### [The task]
Records follow. Select each line holding "content".

### [Stored rows]
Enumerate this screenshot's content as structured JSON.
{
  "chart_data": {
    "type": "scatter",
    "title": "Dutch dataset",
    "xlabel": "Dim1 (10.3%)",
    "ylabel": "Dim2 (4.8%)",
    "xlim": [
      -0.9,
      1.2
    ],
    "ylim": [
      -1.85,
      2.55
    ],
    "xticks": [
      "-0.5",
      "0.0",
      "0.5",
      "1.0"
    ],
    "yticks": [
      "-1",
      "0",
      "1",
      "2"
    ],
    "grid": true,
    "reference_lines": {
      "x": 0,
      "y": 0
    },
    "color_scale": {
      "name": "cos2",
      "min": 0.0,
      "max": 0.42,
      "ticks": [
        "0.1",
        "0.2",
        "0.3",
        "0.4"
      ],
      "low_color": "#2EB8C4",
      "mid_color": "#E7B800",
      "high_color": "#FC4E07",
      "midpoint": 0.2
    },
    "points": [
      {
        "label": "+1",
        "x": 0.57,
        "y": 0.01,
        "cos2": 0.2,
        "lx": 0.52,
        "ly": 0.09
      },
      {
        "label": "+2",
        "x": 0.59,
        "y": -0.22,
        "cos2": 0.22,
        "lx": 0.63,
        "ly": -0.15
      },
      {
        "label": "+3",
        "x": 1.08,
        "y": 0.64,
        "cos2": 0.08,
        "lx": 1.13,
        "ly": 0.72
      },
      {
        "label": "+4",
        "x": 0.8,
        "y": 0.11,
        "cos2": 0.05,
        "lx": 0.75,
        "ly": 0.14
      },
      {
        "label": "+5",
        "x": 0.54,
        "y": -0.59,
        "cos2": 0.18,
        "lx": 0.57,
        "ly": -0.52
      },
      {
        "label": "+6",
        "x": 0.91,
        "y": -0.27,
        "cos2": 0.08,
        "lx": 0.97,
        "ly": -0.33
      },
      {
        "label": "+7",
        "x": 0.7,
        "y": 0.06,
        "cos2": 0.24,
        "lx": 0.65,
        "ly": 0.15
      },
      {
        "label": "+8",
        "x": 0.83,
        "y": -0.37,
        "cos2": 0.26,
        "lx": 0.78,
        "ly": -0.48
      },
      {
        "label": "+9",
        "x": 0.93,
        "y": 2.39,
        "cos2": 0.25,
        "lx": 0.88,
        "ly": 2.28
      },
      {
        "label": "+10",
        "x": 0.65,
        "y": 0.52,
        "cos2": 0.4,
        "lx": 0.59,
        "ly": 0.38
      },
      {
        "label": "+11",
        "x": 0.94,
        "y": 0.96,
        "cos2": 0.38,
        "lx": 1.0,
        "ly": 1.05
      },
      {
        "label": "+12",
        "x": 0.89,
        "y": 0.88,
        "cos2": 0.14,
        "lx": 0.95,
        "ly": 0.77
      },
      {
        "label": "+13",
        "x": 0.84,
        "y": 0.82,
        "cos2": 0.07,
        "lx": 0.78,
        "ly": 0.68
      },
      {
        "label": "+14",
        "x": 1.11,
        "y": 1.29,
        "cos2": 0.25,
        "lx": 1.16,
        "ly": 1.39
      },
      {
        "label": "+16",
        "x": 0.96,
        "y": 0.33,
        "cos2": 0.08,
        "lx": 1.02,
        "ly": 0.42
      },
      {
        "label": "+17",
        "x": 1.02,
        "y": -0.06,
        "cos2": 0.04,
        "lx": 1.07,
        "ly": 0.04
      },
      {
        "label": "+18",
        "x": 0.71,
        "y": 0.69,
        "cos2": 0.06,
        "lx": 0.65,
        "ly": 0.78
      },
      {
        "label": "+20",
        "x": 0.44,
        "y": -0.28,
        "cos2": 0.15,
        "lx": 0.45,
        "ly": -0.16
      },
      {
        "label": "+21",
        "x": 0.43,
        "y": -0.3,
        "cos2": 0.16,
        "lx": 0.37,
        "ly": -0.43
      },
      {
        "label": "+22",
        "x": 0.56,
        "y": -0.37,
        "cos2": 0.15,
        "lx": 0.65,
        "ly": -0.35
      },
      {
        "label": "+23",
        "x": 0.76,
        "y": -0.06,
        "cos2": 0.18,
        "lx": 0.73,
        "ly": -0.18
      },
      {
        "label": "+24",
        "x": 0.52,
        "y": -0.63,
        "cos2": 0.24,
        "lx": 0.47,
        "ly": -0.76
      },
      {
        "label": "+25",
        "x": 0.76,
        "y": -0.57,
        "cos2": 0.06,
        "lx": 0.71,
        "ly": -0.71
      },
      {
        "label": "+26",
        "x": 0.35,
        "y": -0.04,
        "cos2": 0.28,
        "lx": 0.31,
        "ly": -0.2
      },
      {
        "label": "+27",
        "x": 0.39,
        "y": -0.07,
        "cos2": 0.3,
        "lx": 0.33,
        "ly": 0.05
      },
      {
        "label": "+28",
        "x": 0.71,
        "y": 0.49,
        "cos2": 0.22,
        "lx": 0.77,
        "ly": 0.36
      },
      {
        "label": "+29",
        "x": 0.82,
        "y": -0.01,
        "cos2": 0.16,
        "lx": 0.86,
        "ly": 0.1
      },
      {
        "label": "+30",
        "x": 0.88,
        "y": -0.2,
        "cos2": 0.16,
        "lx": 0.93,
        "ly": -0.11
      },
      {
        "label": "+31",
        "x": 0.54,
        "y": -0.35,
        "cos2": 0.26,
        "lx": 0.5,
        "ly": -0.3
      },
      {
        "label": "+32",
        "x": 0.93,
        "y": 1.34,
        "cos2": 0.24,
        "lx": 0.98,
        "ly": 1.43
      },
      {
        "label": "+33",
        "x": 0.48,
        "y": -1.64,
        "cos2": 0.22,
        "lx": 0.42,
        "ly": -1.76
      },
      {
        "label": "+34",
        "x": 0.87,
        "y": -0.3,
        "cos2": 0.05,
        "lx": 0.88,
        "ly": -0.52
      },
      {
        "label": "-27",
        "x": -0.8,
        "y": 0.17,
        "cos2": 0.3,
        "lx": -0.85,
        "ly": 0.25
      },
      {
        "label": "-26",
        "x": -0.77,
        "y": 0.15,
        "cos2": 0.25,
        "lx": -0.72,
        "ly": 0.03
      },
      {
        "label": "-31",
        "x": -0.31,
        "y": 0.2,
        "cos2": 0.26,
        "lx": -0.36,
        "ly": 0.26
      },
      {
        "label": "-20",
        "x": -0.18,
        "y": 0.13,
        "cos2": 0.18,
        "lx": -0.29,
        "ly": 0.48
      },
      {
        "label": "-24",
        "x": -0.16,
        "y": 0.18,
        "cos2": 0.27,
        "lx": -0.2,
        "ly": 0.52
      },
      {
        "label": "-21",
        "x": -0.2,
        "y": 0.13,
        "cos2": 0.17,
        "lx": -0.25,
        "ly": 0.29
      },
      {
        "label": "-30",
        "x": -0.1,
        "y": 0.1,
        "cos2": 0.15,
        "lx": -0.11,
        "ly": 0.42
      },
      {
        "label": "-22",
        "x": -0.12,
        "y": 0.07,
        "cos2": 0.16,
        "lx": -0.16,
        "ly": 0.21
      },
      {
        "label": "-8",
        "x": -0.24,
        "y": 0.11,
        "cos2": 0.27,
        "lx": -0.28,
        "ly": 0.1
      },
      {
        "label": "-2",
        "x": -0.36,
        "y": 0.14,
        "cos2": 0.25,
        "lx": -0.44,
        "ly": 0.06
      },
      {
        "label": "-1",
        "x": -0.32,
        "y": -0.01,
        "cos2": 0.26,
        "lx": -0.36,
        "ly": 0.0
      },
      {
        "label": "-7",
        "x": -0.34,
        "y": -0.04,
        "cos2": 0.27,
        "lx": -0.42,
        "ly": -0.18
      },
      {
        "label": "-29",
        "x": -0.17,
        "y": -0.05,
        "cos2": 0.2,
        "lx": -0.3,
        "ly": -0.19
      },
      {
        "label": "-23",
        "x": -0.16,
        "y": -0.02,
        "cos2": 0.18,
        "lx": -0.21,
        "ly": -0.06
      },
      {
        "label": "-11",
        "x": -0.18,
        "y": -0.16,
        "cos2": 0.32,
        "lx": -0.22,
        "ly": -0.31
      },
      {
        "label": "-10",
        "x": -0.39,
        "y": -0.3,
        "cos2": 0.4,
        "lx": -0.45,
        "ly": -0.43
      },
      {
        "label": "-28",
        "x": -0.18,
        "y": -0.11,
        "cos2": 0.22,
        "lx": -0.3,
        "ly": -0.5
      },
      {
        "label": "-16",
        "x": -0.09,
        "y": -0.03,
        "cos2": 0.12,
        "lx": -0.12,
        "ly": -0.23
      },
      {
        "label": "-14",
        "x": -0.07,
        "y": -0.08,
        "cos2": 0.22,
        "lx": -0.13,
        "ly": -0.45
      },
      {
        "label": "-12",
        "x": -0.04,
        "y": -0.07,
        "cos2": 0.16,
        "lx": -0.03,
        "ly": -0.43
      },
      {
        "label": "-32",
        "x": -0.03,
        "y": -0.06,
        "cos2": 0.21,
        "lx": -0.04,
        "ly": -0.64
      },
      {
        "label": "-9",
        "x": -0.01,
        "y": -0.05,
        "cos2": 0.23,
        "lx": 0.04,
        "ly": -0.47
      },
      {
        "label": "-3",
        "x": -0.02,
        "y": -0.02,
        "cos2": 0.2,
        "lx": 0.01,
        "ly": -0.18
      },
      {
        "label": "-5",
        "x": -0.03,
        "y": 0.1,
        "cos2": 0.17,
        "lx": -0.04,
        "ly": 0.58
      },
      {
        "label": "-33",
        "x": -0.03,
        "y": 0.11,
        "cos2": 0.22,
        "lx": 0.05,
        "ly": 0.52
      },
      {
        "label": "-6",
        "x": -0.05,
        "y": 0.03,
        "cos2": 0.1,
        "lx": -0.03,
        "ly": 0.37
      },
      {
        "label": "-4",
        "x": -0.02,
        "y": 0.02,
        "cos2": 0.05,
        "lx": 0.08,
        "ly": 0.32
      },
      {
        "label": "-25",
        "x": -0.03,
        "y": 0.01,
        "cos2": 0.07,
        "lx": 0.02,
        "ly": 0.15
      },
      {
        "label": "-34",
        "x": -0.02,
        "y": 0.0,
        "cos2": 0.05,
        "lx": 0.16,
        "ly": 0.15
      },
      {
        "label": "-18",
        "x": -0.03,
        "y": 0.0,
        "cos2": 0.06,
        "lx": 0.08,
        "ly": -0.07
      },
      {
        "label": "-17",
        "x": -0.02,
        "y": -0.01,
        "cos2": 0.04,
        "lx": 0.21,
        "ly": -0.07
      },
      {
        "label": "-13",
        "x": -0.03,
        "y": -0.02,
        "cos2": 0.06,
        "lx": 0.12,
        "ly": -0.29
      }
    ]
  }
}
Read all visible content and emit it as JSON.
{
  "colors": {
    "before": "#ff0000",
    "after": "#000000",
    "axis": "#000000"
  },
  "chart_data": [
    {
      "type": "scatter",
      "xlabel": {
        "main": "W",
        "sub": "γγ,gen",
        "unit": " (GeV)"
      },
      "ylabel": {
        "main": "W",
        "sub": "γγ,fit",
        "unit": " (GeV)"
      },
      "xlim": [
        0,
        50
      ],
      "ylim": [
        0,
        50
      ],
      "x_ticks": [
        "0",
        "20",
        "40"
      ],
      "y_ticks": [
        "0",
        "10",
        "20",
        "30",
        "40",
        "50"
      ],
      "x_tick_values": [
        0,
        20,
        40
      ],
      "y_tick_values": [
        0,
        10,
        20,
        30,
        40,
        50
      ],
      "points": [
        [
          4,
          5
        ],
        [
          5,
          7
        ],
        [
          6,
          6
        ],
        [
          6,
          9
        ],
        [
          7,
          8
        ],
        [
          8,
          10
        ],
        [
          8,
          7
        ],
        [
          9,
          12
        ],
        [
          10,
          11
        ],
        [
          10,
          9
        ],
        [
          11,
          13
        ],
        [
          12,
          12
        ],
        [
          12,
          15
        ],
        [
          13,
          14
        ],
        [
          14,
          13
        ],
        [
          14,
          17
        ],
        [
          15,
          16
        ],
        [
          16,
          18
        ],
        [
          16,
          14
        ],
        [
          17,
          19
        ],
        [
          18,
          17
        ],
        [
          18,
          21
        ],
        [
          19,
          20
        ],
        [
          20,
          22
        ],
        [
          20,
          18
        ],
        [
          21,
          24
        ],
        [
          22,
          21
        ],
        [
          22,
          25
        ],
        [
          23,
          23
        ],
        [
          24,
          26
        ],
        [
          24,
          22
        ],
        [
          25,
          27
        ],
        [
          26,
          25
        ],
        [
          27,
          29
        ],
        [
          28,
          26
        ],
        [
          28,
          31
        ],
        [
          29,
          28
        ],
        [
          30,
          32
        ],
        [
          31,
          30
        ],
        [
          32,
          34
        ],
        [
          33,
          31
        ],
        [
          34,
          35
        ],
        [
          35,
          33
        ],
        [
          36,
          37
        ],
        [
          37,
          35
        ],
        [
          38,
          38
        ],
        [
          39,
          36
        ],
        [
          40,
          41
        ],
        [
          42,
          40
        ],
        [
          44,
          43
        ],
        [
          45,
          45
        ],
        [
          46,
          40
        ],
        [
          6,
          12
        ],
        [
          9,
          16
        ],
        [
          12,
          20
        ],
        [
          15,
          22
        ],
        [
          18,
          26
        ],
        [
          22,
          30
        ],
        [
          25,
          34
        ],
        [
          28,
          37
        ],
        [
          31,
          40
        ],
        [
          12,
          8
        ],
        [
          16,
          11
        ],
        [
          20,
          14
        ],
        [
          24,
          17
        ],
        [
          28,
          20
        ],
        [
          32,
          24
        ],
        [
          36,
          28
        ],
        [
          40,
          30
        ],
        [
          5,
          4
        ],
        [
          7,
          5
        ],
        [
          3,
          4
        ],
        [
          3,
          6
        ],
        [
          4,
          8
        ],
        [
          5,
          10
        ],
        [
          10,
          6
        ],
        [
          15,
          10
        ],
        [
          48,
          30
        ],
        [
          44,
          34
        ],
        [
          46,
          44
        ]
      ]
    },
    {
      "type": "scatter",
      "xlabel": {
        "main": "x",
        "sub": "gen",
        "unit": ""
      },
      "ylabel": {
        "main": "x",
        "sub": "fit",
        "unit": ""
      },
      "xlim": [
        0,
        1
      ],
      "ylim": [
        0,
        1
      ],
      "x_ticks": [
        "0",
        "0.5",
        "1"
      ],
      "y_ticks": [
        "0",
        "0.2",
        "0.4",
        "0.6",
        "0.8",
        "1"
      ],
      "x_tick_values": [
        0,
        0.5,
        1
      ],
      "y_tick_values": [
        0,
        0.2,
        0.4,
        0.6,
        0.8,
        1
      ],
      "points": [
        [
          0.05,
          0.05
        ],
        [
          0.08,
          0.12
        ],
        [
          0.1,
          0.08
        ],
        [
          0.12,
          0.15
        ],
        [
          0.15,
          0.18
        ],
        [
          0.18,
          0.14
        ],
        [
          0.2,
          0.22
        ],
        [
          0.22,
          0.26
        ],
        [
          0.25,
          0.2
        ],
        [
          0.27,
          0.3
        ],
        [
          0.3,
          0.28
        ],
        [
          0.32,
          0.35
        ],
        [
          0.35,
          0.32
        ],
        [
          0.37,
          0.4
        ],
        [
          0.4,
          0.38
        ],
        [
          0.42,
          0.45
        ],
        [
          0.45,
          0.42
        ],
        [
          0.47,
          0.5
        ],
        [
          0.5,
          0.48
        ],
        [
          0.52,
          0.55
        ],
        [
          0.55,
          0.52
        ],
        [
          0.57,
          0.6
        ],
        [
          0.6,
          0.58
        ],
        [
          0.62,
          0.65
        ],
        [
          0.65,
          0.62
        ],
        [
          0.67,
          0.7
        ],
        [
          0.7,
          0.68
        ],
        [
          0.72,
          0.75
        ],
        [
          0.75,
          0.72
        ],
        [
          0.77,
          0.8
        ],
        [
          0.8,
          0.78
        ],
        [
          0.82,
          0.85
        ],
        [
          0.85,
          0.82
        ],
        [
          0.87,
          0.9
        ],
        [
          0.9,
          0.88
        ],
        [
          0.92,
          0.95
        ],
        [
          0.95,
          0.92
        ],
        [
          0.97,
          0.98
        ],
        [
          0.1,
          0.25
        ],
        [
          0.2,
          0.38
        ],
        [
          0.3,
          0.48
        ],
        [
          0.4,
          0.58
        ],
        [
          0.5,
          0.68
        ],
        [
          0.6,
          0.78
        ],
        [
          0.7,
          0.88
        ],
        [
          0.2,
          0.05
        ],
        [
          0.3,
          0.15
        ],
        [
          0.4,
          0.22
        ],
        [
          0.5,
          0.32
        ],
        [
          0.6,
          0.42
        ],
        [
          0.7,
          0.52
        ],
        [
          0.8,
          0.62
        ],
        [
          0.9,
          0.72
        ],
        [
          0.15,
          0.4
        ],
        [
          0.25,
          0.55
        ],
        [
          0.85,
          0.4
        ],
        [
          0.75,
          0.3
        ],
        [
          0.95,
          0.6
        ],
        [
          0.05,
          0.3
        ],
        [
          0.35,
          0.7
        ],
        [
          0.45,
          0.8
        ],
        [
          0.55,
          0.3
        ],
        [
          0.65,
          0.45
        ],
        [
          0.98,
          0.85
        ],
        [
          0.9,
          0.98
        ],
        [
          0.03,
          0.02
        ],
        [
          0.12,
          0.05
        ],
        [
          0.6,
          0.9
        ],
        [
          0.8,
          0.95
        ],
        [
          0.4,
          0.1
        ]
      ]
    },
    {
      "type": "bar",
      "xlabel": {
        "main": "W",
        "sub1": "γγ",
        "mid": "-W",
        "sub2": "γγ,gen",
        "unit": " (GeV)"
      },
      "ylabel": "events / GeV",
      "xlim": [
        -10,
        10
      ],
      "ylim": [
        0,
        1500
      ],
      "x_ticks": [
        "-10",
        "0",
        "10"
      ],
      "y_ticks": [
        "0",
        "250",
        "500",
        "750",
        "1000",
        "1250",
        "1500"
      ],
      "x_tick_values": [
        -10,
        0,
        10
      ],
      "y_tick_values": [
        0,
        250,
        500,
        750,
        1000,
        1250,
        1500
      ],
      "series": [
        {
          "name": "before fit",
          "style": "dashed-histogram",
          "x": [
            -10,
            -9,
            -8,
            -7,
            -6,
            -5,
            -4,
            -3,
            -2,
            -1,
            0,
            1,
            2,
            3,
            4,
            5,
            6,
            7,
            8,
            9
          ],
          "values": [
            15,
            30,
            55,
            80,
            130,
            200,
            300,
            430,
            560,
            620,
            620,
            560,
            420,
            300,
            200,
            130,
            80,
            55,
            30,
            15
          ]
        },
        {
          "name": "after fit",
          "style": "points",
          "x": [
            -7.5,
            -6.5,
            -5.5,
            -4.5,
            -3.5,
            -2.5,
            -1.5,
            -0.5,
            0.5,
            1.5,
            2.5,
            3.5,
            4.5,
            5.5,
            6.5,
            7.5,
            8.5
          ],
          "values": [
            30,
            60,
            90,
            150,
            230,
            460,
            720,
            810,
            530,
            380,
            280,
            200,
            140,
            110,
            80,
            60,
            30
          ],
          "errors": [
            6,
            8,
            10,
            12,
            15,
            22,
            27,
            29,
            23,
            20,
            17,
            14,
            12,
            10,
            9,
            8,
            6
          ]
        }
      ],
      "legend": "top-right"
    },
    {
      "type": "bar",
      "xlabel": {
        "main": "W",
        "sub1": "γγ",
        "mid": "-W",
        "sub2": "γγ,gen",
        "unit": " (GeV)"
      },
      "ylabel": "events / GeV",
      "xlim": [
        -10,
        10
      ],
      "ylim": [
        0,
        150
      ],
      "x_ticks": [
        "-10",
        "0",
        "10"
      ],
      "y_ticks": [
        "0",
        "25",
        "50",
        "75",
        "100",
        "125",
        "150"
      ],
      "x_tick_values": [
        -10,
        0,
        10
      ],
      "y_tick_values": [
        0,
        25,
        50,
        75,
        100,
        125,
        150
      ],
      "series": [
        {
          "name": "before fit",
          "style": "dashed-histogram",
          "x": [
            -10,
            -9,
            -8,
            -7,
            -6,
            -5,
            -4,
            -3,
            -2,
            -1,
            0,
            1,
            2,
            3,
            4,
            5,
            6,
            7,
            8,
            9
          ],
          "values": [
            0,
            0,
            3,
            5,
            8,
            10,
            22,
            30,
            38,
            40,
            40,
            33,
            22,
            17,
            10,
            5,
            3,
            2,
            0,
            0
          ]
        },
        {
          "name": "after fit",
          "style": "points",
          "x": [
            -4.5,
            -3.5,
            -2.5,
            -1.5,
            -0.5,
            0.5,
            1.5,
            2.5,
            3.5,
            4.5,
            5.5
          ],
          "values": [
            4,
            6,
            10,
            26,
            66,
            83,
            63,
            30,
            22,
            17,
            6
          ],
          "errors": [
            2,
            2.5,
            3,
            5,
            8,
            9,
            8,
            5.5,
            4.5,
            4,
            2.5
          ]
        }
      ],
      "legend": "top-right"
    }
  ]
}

### [Answer below]
Enumerate this screenshot's content as structured JSON.
Read all visible content and emit it as JSON.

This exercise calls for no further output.